### Exercise instructions
The exercise asks for every line of the data to be reproduced exactly.

### Input for this task
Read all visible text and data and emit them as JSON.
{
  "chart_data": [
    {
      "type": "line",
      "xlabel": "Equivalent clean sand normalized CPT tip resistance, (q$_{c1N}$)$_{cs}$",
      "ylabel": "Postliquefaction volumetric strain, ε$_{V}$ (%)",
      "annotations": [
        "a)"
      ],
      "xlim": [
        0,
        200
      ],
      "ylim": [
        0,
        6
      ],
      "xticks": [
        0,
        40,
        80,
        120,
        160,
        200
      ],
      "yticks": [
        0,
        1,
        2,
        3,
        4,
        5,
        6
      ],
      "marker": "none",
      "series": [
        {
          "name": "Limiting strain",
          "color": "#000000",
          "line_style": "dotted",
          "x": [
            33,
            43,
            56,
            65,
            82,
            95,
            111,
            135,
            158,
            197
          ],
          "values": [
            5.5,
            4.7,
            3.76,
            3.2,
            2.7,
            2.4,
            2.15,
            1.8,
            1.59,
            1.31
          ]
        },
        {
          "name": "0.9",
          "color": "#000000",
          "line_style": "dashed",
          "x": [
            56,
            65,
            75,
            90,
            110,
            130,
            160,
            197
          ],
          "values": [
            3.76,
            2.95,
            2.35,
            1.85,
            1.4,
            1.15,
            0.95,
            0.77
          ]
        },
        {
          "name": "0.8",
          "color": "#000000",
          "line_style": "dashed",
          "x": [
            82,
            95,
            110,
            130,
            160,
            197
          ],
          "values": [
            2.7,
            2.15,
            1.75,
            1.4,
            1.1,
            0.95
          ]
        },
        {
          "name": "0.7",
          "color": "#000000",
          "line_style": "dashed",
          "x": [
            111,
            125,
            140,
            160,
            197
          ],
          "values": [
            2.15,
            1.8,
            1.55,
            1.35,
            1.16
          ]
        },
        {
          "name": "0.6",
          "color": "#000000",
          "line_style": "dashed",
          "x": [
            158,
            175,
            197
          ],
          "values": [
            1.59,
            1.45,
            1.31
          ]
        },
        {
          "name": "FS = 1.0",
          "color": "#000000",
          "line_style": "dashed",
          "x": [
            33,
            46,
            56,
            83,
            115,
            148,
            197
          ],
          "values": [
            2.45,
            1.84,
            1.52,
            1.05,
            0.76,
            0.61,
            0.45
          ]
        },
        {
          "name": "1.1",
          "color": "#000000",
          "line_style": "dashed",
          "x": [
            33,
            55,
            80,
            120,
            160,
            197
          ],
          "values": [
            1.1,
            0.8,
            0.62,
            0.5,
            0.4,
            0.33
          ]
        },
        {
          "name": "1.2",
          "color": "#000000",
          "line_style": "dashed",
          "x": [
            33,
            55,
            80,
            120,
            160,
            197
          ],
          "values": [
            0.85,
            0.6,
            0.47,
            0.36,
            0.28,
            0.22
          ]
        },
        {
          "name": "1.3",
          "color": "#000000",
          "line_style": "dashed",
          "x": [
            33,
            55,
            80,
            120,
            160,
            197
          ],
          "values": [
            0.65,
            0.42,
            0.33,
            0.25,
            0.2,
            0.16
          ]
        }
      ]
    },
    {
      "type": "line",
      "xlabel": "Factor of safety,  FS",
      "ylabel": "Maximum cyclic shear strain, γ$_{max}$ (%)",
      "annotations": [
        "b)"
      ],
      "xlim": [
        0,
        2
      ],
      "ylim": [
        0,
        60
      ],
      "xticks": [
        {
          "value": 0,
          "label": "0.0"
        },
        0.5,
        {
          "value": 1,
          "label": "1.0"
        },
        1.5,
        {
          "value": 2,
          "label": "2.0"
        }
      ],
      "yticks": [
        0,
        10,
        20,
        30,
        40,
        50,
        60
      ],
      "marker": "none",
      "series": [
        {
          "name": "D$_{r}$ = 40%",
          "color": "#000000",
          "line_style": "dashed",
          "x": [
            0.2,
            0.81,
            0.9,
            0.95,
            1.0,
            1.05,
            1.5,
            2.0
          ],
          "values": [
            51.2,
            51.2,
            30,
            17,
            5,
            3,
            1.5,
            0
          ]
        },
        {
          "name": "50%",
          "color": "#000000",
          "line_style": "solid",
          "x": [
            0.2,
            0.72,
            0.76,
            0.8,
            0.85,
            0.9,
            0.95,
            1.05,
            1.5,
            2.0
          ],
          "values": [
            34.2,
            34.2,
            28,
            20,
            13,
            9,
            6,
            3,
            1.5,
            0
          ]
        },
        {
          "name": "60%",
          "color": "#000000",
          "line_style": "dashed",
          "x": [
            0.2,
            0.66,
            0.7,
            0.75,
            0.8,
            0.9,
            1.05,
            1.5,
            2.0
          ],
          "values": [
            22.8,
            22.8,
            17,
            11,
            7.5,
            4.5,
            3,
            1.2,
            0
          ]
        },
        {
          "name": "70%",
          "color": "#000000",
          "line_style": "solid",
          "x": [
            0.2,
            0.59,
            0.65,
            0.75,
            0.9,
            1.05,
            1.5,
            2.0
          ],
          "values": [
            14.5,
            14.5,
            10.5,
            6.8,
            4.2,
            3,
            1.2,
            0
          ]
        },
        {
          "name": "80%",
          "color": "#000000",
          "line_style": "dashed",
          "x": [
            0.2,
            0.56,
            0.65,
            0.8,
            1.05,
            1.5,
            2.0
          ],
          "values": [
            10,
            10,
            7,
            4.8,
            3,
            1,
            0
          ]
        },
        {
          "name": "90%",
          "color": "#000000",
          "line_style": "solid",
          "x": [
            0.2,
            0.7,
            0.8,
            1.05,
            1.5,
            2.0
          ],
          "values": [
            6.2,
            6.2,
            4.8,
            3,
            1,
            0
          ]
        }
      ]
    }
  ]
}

### Exercise result
Read all visible text and data and emit them as JSON.
{
  "chart_data": [
    {
      "type": "line",
      "xlabel": "Equivalent clean sand normalized CPT tip resistance, (q$_{c1N}$)$_{cs}$",
      "ylabel": "Postliquefaction volumetric strain, ε$_{V}$ (%)",
      "annotations": [
        "a)"
      ],
      "xlim": [
        0,
        200
      ],
      "ylim": [
        0,
        6
      ],
      "xticks": [
        0,
        40,
        80,
        120,
        160,
        200
      ],
      "yticks": [
        0,
        1,
        2,
        3,
        4,
        5,
        6
      ],
      "marker": "none",
      "series": [
        {
          "name": "Limiting strain",
          "color": "#000000",
          "line_style": "dotted",
          "x": [
            33,
            43,
            56,
            65,
            82,
            95,
            111,
            135,
            158,
            197
          ],
          "values": [
            5.5,
            4.7,
            3.76,
            3.2,
            2.7,
            2.4,
            2.15,
            1.8,
            1.59,
            1.31
          ]
        },
        {
          "name": "0.9",
          "color": "#000000",
          "line_style": "dashed",
          "x": [
            56,
            65,
            75,
            90,
            110,
            130,
            160,
            197
          ],
          "values": [
            3.76,
            2.95,
            2.35,
            1.85,
            1.4,
            1.15,
            0.95,
            0.77
          ]
        },
        {
          "name": "0.8",
          "color": "#000000",
          "line_style": "dashed",
          "x": [
            82,
            95,
            110,
            130,
            160,
            197
          ],
          "values": [
            2.7,
            2.15,
            1.75,
            1.4,
            1.1,
            0.95
          ]
        },
        {
          "name": "0.7",
          "color": "#000000",
          "line_style": "dashed",
          "x": [
            111,
            125,
            140,
            160,
            197
          ],
          "values": [
            2.15,
            1.8,
            1.55,
            1.35,
            1.16
          ]
        },
        {
          "name": "0.6",
          "color": "#000000",
          "line_style": "dashed",
          "x": [
            158,
            175,
            197
          ],
          "values": [
            1.59,
            1.45,
            1.31
          ]
        },
        {
          "name": "FS = 1.0",
          "color": "#000000",
          "line_style": "dashed",
          "x": [
            33,
            46,
            56,
            83,
            115,
            148,
            197
          ],
          "values": [
            2.45,
            1.84,
            1.52,
            1.05,
            0.76,
            0.61,
            0.45
          ]
        },
        {
          "name": "1.1",
          "color": "#000000",
          "line_style": "dashed",
          "x": [
            33,
            55,
            80,
            120,
            160,
            197
          ],
          "values": [
            1.1,
            0.8,
            0.62,
            0.5,
            0.4,
            0.33
          ]
        },
        {
          "name": "1.2",
          "color": "#000000",
          "line_style": "dashed",
          "x": [
            33,
            55,
            80,
            120,
            160,
            197
          ],
          "values": [
            0.85,
            0.6,
            0.47,
            0.36,
            0.28,
            0.22
          ]
        },
        {
          "name": "1.3",
          "color": "#000000",
          "line_style": "dashed",
          "x": [
            33,
            55,
            80,
            120,
            160,
            197
          ],
          "values": [
            0.65,
            0.42,
            0.33,
            0.25,
            0.2,
            0.16
          ]
        }
      ]
    },
    {
      "type": "line",
      "xlabel": "Factor of safety,  FS",
      "ylabel": "Maximum cyclic shear strain, γ$_{max}$ (%)",
      "annotations": [
        "b)"
      ],
      "xlim": [
        0,
        2
      ],
      "ylim": [
        0,
        60
      ],
      "xticks": [
        {
          "value": 0,
          "label": "0.0"
        },
        0.5,
        {
          "value": 1,
          "label": "1.0"
        },
        1.5,
        {
          "value": 2,
          "label": "2.0"
        }
      ],
      "yticks": [
        0,
        10,
        20,
        30,
        40,
        50,
        60
      ],
      "marker": "none",
      "series": [
        {
          "name": "D$_{r}$ = 40%",
          "color": "#000000",
          "line_style": "dashed",
          "x": [
            0.2,
            0.81,
            0.9,
            0.95,
            1.0,
            1.05,
            1.5,
            2.0
          ],
          "values": [
            51.2,
            51.2,
            30,
            17,
            5,
            3,
            1.5,
            0
          ]
        },
        {
          "name": "50%",
          "color": "#000000",
          "line_style": "solid",
          "x": [
            0.2,
            0.72,
            0.76,
            0.8,
            0.85,
            0.9,
            0.95,
            1.05,
            1.5,
            2.0
          ],
          "values": [
            34.2,
            34.2,
            28,
            20,
            13,
            9,
            6,
            3,
            1.5,
            0
          ]
        },
        {
          "name": "60%",
          "color": "#000000",
          "line_style": "dashed",
          "x": [
            0.2,
            0.66,
            0.7,
            0.75,
            0.8,
            0.9,
            1.05,
            1.5,
            2.0
          ],
          "values": [
            22.8,
            22.8,
            17,
            11,
            7.5,
            4.5,
            3,
            1.2,
            0
          ]
        },
        {
          "name": "70%",
          "color": "#000000",
          "line_style": "solid",
          "x": [
            0.2,
            0.59,
            0.65,
            0.75,
            0.9,
            1.05,
            1.5,
            2.0
          ],
          "values": [
            14.5,
            14.5,
            10.5,
            6.8,
            4.2,
            3,
            1.2,
            0
          ]
        },
        {
          "name": "80%",
          "color": "#000000",
          "line_style": "dashed",
          "x": [
            0.2,
            0.56,
            0.65,
            0.8,
            1.05,
            1.5,
            2.0
          ],
          "values": [
            10,
            10,
            7,
            4.8,
            3,
            1,
            0
          ]
        },
        {
          "name": "90%",
          "color": "#000000",
          "line_style": "solid",
          "x": [
            0.2,
            0.7,
            0.8,
            1.05,
            1.5,
            2.0
          ],
          "values": [
            6.2,
            6.2,
            4.8,
            3,
            1,
            0
          ]
        }
      ]
    }
  ]
}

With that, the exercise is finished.